[Records from a collection of figures]
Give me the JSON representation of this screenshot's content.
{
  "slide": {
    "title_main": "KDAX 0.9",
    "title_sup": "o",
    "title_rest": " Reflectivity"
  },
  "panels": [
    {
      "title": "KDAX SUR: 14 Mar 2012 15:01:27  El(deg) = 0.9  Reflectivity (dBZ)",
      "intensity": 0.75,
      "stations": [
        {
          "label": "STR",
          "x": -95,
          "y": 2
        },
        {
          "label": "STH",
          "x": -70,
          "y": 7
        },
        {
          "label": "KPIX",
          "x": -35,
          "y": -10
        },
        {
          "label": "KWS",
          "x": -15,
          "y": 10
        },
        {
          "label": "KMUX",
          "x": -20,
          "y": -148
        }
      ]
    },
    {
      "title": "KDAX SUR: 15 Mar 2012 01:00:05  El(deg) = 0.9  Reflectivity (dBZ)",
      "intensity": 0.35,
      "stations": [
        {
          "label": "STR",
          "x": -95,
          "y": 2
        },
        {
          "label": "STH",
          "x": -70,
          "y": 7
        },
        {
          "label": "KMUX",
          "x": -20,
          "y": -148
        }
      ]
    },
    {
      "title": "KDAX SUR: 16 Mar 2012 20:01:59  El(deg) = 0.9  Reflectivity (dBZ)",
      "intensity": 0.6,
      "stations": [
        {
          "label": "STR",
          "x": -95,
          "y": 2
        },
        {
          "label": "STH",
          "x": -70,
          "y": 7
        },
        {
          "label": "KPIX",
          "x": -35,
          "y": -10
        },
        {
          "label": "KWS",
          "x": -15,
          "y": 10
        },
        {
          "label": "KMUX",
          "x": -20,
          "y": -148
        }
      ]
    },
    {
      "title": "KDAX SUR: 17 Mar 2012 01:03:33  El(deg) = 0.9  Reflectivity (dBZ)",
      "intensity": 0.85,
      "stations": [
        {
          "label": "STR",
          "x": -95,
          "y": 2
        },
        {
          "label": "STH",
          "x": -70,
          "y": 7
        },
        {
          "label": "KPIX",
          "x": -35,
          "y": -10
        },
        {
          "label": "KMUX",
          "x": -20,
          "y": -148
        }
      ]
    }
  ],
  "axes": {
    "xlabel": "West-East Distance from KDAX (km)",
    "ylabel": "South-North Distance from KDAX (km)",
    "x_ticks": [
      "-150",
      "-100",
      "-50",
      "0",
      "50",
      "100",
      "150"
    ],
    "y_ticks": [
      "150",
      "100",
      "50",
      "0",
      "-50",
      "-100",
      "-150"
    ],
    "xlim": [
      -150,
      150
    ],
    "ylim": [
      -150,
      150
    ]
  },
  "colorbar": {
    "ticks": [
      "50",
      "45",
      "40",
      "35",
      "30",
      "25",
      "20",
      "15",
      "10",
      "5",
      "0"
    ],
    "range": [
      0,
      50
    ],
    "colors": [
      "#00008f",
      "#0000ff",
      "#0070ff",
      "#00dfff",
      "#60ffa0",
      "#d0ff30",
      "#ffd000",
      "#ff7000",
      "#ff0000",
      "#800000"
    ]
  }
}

(STATED PROBLEM):
Print all of the data exactly as it was given.

(ANSWER TO THE PROBLEM):
Give me the JSON representation of this screenshot's content.
{
  "slide": {
    "title_main": "KDAX 0.9",
    "title_sup": "o",
    "title_rest": " Reflectivity"
  },
  "panels": [
    {
      "title": "KDAX SUR: 14 Mar 2012 15:01:27  El(deg) = 0.9  Reflectivity (dBZ)",
      "intensity": 0.75,
      "stations": [
        {
          "label": "STR",
          "x": -95,
          "y": 2
        },
        {
          "label": "STH",
          "x": -70,
          "y": 7
        },
        {
          "label": "KPIX",
          "x": -35,
          "y": -10
        },
        {
          "label": "KWS",
          "x": -15,
          "y": 10
        },
        {
          "label": "KMUX",
          "x": -20,
          "y": -148
        }
      ]
    },
    {
      "title": "KDAX SUR: 15 Mar 2012 01:00:05  El(deg) = 0.9  Reflectivity (dBZ)",
      "intensity": 0.35,
      "stations": [
        {
          "label": "STR",
          "x": -95,
          "y": 2
        },
        {
          "label": "STH",
          "x": -70,
          "y": 7
        },
        {
          "label": "KMUX",
          "x": -20,
          "y": -148
        }
      ]
    },
    {
      "title": "KDAX SUR: 16 Mar 2012 20:01:59  El(deg) = 0.9  Reflectivity (dBZ)",
      "intensity": 0.6,
      "stations": [
        {
          "label": "STR",
          "x": -95,
          "y": 2
        },
        {
          "label": "STH",
          "x": -70,
          "y": 7
        },
        {
          "label": "KPIX",
          "x": -35,
          "y": -10
        },
        {
          "label": "KWS",
          "x": -15,
          "y": 10
        },
        {
          "label": "KMUX",
          "x": -20,
          "y": -148
        }
      ]
    },
    {
      "title": "KDAX SUR: 17 Mar 2012 01:03:33  El(deg) = 0.9  Reflectivity (dBZ)",
      "intensity": 0.85,
      "stations": [
        {
          "label": "STR",
          "x": -95,
          "y": 2
        },
        {
          "label": "STH",
          "x": -70,
          "y": 7
        },
        {
          "label": "KPIX",
          "x": -35,
          "y": -10
        },
        {
          "label": "KMUX",
          "x": -20,
          "y": -148
        }
      ]
    }
  ],
  "axes": {
    "xlabel": "West-East Distance from KDAX (km)",
    "ylabel": "South-North Distance from KDAX (km)",
    "x_ticks": [
      "-150",
      "-100",
      "-50",
      "0",
      "50",
      "100",
      "150"
    ],
    "y_ticks": [
      "150",
      "100",
      "50",
      "0",
      "-50",
      "-100",
      "-150"
    ],
    "xlim": [
      -150,
      150
    ],
    "ylim": [
      -150,
      150
    ]
  },
  "colorbar": {
    "ticks": [
      "50",
      "45",
      "40",
      "35",
      "30",
      "25",
      "20",
      "15",
      "10",
      "5",
      "0"
    ],
    "range": [
      0,
      50
    ],
    "colors": [
      "#00008f",
      "#0000ff",
      "#0070ff",
      "#00dfff",
      "#60ffa0",
      "#d0ff30",
      "#ffd000",
      "#ff7000",
      "#ff0000",
      "#800000"
    ]
  }
}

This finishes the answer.